- [TASK TO COMPLETE] Count every line that has the word "аялал" in it; give no more than the number.

---------- MATERIAL FOR THIS TASK ----------

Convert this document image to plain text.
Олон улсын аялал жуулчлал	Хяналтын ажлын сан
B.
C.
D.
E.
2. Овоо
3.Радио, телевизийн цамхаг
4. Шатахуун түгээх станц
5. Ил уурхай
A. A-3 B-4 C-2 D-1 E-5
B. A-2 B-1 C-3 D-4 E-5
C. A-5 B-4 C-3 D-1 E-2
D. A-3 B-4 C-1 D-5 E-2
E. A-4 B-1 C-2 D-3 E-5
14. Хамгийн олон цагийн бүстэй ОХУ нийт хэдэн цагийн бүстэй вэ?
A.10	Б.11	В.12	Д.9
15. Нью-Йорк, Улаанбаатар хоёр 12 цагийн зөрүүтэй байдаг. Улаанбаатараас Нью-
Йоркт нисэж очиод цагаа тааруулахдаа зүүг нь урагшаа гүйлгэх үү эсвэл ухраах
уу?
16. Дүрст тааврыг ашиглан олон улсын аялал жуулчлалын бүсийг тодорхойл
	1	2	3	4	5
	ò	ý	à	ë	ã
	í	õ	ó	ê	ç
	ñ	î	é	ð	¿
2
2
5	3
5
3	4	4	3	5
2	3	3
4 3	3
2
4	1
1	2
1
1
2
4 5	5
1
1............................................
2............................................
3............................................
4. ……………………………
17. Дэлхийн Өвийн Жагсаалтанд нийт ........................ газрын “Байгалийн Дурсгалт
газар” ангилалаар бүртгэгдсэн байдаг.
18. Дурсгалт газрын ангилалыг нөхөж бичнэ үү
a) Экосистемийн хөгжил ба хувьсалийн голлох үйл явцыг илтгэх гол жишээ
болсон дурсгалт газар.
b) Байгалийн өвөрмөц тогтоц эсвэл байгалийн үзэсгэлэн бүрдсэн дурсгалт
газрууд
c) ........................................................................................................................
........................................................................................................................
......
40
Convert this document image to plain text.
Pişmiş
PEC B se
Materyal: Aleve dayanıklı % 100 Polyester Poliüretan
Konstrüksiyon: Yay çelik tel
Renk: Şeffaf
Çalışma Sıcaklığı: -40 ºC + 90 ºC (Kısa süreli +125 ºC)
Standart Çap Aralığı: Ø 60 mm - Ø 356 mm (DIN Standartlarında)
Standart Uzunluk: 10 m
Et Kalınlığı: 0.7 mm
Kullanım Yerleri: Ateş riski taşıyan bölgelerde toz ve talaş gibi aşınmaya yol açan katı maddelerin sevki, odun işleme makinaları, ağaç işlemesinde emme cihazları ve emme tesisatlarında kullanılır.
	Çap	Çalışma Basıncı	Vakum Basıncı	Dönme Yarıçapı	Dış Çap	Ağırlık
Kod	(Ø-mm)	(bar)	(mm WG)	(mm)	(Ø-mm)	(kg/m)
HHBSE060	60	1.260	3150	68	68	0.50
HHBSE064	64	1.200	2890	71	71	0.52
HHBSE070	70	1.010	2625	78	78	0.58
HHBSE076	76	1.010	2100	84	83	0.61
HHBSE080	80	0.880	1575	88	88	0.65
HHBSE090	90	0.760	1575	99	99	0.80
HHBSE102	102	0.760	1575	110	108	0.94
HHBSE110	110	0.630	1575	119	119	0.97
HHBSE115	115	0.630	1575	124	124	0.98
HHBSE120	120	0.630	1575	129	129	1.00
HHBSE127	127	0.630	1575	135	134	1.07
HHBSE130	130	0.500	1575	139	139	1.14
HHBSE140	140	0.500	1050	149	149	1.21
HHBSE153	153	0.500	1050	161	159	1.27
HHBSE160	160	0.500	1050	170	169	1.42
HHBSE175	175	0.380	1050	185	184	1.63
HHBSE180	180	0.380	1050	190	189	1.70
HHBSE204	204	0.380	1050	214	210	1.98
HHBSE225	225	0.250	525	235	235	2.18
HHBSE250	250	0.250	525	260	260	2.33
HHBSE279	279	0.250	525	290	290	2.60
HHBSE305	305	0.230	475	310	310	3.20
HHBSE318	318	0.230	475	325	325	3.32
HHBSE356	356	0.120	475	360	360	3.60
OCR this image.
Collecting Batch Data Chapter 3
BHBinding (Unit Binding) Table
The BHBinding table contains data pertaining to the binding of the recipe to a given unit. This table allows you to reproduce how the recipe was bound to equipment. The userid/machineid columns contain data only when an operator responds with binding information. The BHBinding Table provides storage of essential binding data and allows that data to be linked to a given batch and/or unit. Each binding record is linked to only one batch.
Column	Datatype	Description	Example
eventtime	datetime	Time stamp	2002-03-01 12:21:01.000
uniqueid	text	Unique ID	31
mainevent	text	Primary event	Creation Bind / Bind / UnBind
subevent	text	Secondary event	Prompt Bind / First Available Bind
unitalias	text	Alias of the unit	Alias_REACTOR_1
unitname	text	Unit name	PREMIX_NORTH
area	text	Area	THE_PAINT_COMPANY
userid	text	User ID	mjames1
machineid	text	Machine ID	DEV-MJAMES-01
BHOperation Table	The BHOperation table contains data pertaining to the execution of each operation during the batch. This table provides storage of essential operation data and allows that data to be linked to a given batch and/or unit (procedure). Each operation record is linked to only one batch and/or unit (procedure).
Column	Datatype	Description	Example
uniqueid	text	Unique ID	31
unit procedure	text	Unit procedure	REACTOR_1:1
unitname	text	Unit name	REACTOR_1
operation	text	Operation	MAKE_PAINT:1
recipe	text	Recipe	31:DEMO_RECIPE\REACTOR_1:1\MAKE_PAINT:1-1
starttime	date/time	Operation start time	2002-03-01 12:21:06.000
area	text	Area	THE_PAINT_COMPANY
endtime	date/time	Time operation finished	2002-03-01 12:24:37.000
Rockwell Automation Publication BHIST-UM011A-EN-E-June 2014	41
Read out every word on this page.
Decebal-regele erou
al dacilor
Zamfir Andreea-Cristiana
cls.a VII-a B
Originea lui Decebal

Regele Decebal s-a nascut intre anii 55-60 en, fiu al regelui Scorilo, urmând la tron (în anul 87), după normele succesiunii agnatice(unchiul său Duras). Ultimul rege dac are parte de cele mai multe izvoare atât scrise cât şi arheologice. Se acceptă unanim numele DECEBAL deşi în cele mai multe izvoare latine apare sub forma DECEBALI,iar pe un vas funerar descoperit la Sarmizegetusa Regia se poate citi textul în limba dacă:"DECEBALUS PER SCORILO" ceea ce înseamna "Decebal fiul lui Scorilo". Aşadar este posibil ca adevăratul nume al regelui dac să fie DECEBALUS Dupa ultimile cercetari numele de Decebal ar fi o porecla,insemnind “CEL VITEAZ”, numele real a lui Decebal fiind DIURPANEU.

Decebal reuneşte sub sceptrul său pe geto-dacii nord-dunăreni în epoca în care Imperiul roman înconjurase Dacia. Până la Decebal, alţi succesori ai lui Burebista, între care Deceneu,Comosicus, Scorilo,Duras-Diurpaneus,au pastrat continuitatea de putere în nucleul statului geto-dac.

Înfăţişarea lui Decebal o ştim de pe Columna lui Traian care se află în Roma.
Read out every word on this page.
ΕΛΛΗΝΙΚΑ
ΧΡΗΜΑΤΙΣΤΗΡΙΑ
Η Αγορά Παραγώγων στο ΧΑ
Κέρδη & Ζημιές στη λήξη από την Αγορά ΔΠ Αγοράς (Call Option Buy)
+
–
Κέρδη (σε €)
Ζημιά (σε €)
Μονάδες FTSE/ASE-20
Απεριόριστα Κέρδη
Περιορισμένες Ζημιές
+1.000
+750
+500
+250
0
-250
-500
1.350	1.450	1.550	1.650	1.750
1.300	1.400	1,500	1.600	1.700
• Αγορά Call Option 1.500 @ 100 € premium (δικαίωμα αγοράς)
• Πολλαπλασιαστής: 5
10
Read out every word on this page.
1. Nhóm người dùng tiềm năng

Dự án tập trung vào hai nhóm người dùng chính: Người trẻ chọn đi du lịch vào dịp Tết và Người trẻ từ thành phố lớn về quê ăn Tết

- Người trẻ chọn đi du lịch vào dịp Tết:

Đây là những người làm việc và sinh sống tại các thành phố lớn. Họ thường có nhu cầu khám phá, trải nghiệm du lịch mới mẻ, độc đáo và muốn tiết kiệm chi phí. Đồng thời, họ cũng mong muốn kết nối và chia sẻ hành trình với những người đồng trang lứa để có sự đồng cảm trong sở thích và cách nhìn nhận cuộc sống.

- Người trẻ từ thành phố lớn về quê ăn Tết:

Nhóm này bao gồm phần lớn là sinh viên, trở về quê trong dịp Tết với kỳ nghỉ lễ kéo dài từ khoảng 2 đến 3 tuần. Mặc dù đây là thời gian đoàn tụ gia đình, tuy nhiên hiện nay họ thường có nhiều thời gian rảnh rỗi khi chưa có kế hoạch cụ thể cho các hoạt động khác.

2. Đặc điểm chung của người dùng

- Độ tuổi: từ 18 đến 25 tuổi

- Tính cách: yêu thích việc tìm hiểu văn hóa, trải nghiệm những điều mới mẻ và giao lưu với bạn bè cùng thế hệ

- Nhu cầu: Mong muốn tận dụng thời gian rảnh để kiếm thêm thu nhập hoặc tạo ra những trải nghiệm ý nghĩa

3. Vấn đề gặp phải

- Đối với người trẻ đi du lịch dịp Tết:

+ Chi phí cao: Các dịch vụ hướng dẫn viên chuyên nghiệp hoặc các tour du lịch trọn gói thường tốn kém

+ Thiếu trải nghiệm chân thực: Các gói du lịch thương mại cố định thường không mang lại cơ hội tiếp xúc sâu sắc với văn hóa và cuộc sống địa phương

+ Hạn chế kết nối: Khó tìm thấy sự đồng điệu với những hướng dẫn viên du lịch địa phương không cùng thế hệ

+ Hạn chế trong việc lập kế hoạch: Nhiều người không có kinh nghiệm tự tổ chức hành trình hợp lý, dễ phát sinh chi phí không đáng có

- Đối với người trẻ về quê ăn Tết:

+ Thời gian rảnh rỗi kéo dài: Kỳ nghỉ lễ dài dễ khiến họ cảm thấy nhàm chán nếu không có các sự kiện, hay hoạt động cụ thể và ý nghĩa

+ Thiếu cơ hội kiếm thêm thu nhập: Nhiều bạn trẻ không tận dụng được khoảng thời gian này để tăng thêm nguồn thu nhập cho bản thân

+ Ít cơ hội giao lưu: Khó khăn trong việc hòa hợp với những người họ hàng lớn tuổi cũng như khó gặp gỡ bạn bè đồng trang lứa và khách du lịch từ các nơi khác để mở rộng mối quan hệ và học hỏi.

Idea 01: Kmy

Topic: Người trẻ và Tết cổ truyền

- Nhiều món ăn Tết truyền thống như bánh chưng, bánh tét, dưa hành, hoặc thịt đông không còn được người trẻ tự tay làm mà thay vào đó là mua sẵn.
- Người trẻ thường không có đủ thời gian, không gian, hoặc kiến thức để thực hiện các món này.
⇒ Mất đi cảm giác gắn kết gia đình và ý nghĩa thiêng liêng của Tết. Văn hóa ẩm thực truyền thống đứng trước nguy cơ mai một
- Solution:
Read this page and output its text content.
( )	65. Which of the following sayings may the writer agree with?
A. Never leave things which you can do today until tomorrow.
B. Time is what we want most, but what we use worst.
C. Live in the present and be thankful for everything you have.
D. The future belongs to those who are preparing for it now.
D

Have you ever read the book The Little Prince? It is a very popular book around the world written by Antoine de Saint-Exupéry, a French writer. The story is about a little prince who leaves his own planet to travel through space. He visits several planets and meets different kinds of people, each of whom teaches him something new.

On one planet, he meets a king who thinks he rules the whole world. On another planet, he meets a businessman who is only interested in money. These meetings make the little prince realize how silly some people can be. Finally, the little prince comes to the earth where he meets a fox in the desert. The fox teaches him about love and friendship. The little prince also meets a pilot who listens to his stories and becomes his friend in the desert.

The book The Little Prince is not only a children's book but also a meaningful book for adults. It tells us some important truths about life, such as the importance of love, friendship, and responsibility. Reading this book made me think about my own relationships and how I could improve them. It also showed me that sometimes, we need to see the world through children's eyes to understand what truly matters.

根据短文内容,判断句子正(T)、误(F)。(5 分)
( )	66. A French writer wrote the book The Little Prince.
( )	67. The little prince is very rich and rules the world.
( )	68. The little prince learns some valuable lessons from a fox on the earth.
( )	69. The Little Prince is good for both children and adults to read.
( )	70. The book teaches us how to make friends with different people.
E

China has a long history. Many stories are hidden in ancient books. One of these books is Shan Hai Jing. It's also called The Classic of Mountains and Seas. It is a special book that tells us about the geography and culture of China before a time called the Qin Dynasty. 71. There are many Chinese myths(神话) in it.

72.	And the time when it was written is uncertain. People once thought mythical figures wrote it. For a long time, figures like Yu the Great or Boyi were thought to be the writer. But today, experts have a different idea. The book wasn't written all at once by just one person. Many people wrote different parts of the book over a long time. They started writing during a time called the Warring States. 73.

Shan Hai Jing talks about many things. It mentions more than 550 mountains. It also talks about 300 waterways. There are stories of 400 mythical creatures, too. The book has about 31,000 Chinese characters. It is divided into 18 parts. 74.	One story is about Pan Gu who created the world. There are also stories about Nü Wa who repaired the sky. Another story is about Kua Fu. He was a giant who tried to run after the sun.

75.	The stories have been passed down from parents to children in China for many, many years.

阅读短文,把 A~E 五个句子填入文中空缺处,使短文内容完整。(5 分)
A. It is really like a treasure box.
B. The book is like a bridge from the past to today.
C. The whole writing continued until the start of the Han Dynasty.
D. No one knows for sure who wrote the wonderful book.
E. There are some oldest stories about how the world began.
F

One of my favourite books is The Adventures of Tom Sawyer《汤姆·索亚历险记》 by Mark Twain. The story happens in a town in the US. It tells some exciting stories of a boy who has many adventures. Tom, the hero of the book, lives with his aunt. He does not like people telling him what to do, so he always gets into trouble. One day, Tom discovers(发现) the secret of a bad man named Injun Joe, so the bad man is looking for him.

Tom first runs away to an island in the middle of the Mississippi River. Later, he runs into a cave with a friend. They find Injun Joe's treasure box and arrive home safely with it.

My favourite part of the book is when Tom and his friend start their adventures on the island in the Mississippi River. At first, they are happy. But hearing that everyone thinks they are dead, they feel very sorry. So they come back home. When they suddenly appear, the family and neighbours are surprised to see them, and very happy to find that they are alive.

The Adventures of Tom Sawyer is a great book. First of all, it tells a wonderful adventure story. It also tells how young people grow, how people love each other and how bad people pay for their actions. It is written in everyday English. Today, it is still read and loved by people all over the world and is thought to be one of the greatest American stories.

----------

- [COMPLETE RESPONSE] 2